### Objective
In the listing below, pick out lines with "seule".

### Items listed in a dataset
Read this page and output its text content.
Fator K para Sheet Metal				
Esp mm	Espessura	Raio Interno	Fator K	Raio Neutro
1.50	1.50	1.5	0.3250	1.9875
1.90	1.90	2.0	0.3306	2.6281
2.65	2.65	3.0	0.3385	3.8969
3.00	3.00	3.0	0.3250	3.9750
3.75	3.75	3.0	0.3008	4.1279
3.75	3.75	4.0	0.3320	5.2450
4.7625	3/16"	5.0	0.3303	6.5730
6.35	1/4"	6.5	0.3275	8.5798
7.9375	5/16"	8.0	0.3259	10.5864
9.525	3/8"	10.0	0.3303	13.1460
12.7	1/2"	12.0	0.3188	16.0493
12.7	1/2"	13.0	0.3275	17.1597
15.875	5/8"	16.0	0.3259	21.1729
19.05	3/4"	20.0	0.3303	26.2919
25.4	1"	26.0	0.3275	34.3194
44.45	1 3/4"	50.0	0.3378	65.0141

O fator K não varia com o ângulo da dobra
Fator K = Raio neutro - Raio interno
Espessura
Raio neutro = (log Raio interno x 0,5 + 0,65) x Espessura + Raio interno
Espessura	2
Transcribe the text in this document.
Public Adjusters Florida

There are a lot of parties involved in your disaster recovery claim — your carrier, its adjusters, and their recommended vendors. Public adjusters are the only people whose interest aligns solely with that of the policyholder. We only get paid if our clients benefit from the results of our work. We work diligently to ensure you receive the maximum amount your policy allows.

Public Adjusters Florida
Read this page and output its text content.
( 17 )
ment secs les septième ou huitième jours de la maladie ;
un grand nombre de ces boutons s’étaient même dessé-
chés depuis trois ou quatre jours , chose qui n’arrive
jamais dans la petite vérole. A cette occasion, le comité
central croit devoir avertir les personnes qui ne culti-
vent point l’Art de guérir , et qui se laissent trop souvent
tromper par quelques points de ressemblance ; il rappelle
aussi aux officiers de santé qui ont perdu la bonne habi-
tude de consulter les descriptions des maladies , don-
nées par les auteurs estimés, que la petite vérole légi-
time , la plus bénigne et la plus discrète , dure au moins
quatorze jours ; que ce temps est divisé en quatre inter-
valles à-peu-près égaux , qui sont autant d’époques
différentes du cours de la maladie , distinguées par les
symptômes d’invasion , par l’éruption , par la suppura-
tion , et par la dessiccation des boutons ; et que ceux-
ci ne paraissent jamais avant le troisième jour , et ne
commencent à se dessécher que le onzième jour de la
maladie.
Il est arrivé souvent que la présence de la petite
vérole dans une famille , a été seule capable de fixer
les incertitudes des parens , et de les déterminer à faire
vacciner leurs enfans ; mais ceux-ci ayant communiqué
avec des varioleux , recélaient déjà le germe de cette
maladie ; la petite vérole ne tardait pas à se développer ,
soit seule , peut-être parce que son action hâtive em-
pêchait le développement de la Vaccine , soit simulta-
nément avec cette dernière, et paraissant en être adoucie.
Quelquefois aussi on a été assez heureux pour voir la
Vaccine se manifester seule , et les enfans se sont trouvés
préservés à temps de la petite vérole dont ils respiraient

### Output for this exercise
vérole dans une famille , a été seule capable de fixer
soit seule , peut-être parce que son action hâtive em-
Vaccine se manifester seule , et les enfans se sont trouvés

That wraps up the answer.